**Do this**
Locate the string "Password" in the records below. Copy every line where it occurs.

(Dataset items)
————————
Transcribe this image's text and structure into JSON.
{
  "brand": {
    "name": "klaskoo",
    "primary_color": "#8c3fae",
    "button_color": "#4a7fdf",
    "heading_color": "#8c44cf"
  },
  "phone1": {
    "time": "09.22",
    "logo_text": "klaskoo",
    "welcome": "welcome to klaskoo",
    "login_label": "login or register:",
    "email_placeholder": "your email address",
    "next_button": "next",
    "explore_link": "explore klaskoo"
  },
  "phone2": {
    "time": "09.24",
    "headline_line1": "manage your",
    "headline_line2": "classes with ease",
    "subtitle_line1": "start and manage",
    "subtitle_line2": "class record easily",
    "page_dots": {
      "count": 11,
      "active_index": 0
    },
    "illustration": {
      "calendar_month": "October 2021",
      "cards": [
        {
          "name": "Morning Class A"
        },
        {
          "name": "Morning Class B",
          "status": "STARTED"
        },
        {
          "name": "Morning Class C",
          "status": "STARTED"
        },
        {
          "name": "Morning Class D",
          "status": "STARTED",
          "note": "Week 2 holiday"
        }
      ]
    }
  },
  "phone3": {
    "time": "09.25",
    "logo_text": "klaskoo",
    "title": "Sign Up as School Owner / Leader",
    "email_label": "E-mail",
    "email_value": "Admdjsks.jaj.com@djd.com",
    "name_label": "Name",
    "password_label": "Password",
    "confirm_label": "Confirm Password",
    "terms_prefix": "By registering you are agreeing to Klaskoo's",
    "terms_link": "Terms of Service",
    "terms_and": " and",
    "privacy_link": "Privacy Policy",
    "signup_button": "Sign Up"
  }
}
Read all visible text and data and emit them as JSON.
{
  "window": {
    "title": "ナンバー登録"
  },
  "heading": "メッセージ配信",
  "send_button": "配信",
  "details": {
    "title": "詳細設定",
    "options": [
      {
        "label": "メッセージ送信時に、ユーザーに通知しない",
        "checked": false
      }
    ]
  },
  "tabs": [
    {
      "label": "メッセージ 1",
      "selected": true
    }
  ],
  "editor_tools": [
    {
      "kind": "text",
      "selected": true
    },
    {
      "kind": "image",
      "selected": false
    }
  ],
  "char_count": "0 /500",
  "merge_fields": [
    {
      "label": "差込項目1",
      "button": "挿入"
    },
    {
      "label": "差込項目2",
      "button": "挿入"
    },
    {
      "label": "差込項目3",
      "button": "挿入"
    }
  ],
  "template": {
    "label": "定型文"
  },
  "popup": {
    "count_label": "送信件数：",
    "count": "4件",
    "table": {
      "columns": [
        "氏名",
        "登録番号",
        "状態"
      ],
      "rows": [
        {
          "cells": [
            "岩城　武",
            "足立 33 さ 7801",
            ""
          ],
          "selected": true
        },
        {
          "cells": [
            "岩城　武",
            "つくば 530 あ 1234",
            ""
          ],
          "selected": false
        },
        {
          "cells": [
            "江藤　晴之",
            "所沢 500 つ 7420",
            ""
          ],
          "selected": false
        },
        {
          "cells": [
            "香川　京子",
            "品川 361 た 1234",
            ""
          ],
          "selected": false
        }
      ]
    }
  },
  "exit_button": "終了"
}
————————
**Output below**
    "password_label": "Password",
    "confirm_label": "Confirm Password",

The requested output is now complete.